[Records excerpted from a collection]
==*==
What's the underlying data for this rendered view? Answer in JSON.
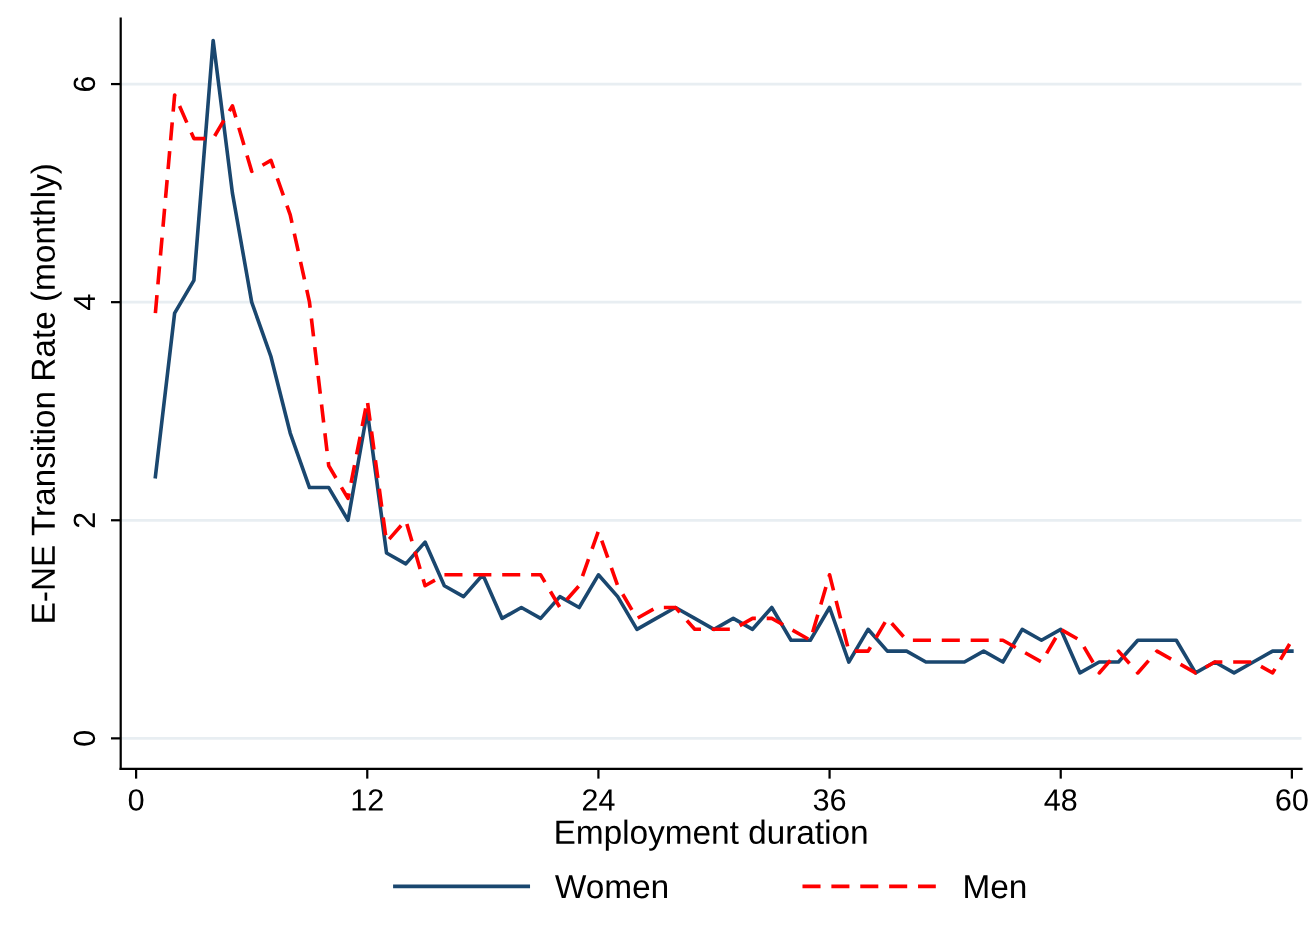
{
  "chart_data": {
    "type": "line",
    "xlabel": "Employment duration",
    "ylabel": "E-NE Transition Rate (monthly)",
    "x": [
      1,
      2,
      3,
      4,
      5,
      6,
      7,
      8,
      9,
      10,
      11,
      12,
      13,
      14,
      15,
      16,
      17,
      18,
      19,
      20,
      21,
      22,
      23,
      24,
      25,
      26,
      27,
      28,
      29,
      30,
      31,
      32,
      33,
      34,
      35,
      36,
      37,
      38,
      39,
      40,
      41,
      42,
      43,
      44,
      45,
      46,
      47,
      48,
      49,
      50,
      51,
      52,
      53,
      54,
      55,
      56,
      57,
      58,
      59,
      60
    ],
    "series": [
      {
        "name": "Women",
        "color": "#1a476f",
        "line_style": "solid",
        "values": [
          2.4,
          3.9,
          4.2,
          6.4,
          5.0,
          4.0,
          3.5,
          2.8,
          2.3,
          2.3,
          2.0,
          3.0,
          1.7,
          1.6,
          1.8,
          1.4,
          1.3,
          1.5,
          1.1,
          1.2,
          1.1,
          1.3,
          1.2,
          1.5,
          1.3,
          1.0,
          1.1,
          1.2,
          1.1,
          1.0,
          1.1,
          1.0,
          1.2,
          0.9,
          0.9,
          1.2,
          0.7,
          1.0,
          0.8,
          0.8,
          0.7,
          0.7,
          0.7,
          0.8,
          0.7,
          1.0,
          0.9,
          1.0,
          0.6,
          0.7,
          0.7,
          0.9,
          0.9,
          0.9,
          0.6,
          0.7,
          0.6,
          0.7,
          0.8,
          0.8
        ]
      },
      {
        "name": "Men",
        "color": "#ff0000",
        "line_style": "dashed",
        "values": [
          3.9,
          5.9,
          5.5,
          5.5,
          5.8,
          5.2,
          5.3,
          4.8,
          4.0,
          2.5,
          2.2,
          3.1,
          1.8,
          2.0,
          1.4,
          1.5,
          1.5,
          1.5,
          1.5,
          1.5,
          1.5,
          1.2,
          1.4,
          1.9,
          1.4,
          1.1,
          1.2,
          1.2,
          1.0,
          1.0,
          1.0,
          1.1,
          1.1,
          1.0,
          0.9,
          1.5,
          0.8,
          0.8,
          1.1,
          0.9,
          0.9,
          0.9,
          0.9,
          0.9,
          0.9,
          0.8,
          0.7,
          1.0,
          0.9,
          0.6,
          0.8,
          0.6,
          0.8,
          0.7,
          0.6,
          0.7,
          0.7,
          0.7,
          0.6,
          0.9
        ]
      }
    ],
    "xlim": [
      -0.8,
      60.5
    ],
    "ylim": [
      -0.28,
      6.6
    ],
    "xticks": [
      0,
      12,
      24,
      36,
      48,
      60
    ],
    "yticks": [
      0,
      2,
      4,
      6
    ],
    "grid": "y",
    "legend": "bottom",
    "marker": "none"
  }
}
==*==
:: TO BE DONE ::
Leave out the pictures and give the listing above again exactly.

:: RESULT BELOW ::
What's the underlying data for this rendered view? Answer in JSON.
{
  "chart_data": {
    "type": "line",
    "xlabel": "Employment duration",
    "ylabel": "E-NE Transition Rate (monthly)",
    "x": [
      1,
      2,
      3,
      4,
      5,
      6,
      7,
      8,
      9,
      10,
      11,
      12,
      13,
      14,
      15,
      16,
      17,
      18,
      19,
      20,
      21,
      22,
      23,
      24,
      25,
      26,
      27,
      28,
      29,
      30,
      31,
      32,
      33,
      34,
      35,
      36,
      37,
      38,
      39,
      40,
      41,
      42,
      43,
      44,
      45,
      46,
      47,
      48,
      49,
      50,
      51,
      52,
      53,
      54,
      55,
      56,
      57,
      58,
      59,
      60
    ],
    "series": [
      {
        "name": "Women",
        "color": "#1a476f",
        "line_style": "solid",
        "values": [
          2.4,
          3.9,
          4.2,
          6.4,
          5.0,
          4.0,
          3.5,
          2.8,
          2.3,
          2.3,
          2.0,
          3.0,
          1.7,
          1.6,
          1.8,
          1.4,
          1.3,
          1.5,
          1.1,
          1.2,
          1.1,
          1.3,
          1.2,
          1.5,
          1.3,
          1.0,
          1.1,
          1.2,
          1.1,
          1.0,
          1.1,
          1.0,
          1.2,
          0.9,
          0.9,
          1.2,
          0.7,
          1.0,
          0.8,
          0.8,
          0.7,
          0.7,
          0.7,
          0.8,
          0.7,
          1.0,
          0.9,
          1.0,
          0.6,
          0.7,
          0.7,
          0.9,
          0.9,
          0.9,
          0.6,
          0.7,
          0.6,
          0.7,
          0.8,
          0.8
        ]
      },
      {
        "name": "Men",
        "color": "#ff0000",
        "line_style": "dashed",
        "values": [
          3.9,
          5.9,
          5.5,
          5.5,
          5.8,
          5.2,
          5.3,
          4.8,
          4.0,
          2.5,
          2.2,
          3.1,
          1.8,
          2.0,
          1.4,
          1.5,
          1.5,
          1.5,
          1.5,
          1.5,
          1.5,
          1.2,
          1.4,
          1.9,
          1.4,
          1.1,
          1.2,
          1.2,
          1.0,
          1.0,
          1.0,
          1.1,
          1.1,
          1.0,
          0.9,
          1.5,
          0.8,
          0.8,
          1.1,
          0.9,
          0.9,
          0.9,
          0.9,
          0.9,
          0.9,
          0.8,
          0.7,
          1.0,
          0.9,
          0.6,
          0.8,
          0.6,
          0.8,
          0.7,
          0.6,
          0.7,
          0.7,
          0.7,
          0.6,
          0.9
        ]
      }
    ],
    "xlim": [
      -0.8,
      60.5
    ],
    "ylim": [
      -0.28,
      6.6
    ],
    "xticks": [
      0,
      12,
      24,
      36,
      48,
      60
    ],
    "yticks": [
      0,
      2,
      4,
      6
    ],
    "grid": "y",
    "legend": "bottom",
    "marker": "none"
  }
}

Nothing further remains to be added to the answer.